═════ Stored rows ═════

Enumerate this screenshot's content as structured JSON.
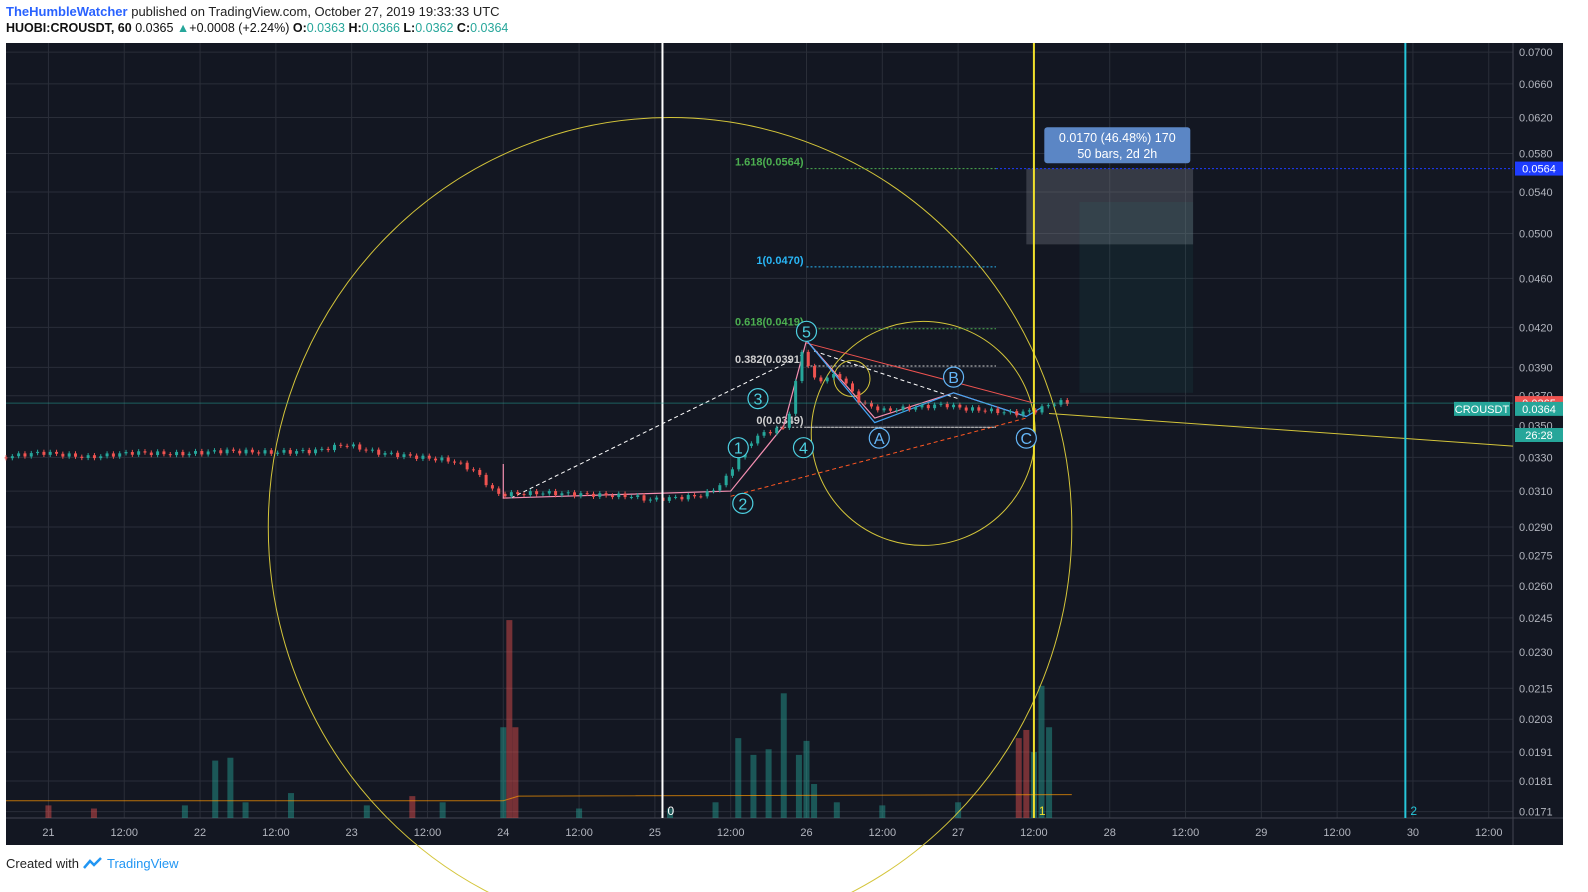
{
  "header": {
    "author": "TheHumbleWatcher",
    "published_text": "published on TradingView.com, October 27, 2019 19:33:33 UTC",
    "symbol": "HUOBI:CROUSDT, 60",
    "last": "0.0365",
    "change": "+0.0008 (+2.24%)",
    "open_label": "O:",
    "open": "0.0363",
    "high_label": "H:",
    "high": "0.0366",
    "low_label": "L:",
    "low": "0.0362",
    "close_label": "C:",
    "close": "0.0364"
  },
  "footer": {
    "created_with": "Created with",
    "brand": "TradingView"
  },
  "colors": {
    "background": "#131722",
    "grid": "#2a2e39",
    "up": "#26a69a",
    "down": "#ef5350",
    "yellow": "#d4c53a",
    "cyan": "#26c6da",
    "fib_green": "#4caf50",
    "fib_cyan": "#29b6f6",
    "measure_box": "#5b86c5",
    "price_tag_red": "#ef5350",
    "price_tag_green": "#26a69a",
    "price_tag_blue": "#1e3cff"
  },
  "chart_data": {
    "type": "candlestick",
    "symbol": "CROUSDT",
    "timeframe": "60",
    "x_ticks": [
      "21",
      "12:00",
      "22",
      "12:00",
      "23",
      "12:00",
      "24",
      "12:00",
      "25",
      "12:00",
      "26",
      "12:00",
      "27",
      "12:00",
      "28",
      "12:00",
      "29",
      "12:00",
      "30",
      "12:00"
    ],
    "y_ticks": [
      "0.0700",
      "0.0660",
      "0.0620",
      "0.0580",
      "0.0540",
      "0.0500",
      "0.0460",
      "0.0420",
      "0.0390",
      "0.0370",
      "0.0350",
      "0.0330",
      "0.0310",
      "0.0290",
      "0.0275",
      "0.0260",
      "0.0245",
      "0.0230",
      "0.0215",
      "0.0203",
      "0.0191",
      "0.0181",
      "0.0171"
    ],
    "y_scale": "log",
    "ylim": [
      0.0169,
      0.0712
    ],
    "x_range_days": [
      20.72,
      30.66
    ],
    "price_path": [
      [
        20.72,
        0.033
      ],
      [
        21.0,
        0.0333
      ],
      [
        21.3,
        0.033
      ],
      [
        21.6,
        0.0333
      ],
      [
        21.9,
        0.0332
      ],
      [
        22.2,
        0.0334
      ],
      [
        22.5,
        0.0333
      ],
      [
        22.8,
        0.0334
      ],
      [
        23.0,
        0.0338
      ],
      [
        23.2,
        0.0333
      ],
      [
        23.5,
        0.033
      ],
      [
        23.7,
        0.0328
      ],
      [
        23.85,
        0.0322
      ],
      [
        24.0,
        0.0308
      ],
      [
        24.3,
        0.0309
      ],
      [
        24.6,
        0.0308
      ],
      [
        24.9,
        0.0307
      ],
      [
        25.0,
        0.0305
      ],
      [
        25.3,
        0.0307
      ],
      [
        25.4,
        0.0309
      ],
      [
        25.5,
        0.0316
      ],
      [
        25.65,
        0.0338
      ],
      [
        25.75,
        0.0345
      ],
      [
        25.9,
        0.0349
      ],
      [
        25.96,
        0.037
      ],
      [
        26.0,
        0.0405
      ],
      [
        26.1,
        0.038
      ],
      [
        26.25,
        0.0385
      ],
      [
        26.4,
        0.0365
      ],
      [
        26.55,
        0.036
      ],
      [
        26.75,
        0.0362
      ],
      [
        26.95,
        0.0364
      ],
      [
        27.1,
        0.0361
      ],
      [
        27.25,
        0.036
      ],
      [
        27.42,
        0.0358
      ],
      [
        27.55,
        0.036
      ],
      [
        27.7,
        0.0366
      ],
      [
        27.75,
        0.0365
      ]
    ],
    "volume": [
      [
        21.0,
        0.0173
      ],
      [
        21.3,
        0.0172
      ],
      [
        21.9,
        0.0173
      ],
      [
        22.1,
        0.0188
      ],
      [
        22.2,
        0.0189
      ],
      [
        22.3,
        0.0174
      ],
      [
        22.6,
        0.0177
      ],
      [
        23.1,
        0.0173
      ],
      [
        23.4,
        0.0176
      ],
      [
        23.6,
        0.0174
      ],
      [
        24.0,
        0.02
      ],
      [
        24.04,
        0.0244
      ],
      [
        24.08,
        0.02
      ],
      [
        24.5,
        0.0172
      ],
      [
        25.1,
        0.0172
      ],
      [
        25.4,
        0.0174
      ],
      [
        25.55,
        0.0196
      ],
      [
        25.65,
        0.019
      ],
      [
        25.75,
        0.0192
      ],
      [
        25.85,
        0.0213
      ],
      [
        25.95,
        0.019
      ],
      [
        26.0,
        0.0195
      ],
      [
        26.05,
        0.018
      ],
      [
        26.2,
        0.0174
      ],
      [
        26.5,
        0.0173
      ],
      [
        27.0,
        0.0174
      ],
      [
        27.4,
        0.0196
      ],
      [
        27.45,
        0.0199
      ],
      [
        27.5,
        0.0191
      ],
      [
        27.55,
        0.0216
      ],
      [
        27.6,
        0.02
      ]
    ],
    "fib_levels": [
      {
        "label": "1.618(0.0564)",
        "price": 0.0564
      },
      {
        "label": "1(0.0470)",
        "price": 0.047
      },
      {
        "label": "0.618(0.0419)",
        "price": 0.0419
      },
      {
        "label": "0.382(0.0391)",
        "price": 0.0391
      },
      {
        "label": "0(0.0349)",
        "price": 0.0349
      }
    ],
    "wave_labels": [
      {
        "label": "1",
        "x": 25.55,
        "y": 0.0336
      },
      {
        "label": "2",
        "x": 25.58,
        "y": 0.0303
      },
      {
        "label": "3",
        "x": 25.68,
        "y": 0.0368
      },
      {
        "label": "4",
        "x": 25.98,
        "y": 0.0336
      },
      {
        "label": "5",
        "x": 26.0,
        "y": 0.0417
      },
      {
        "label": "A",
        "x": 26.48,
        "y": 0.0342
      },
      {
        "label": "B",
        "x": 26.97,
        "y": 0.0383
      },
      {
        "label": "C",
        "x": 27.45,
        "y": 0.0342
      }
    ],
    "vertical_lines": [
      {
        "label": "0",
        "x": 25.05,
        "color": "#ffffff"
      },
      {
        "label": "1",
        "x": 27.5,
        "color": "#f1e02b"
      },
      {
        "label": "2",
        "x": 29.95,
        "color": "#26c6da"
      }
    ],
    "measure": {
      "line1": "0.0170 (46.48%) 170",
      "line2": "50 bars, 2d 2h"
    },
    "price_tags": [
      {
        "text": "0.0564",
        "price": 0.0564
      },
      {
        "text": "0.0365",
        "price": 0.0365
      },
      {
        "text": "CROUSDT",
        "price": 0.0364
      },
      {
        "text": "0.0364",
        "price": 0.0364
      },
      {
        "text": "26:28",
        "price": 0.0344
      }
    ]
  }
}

═════

# Your objective
Check each line of the records for "TradingView" and copy the ones that contain it.

# Result
    "published_text": "published on TradingView.com, October 27, 2019 19:33:33 UTC",
    "brand": "TradingView"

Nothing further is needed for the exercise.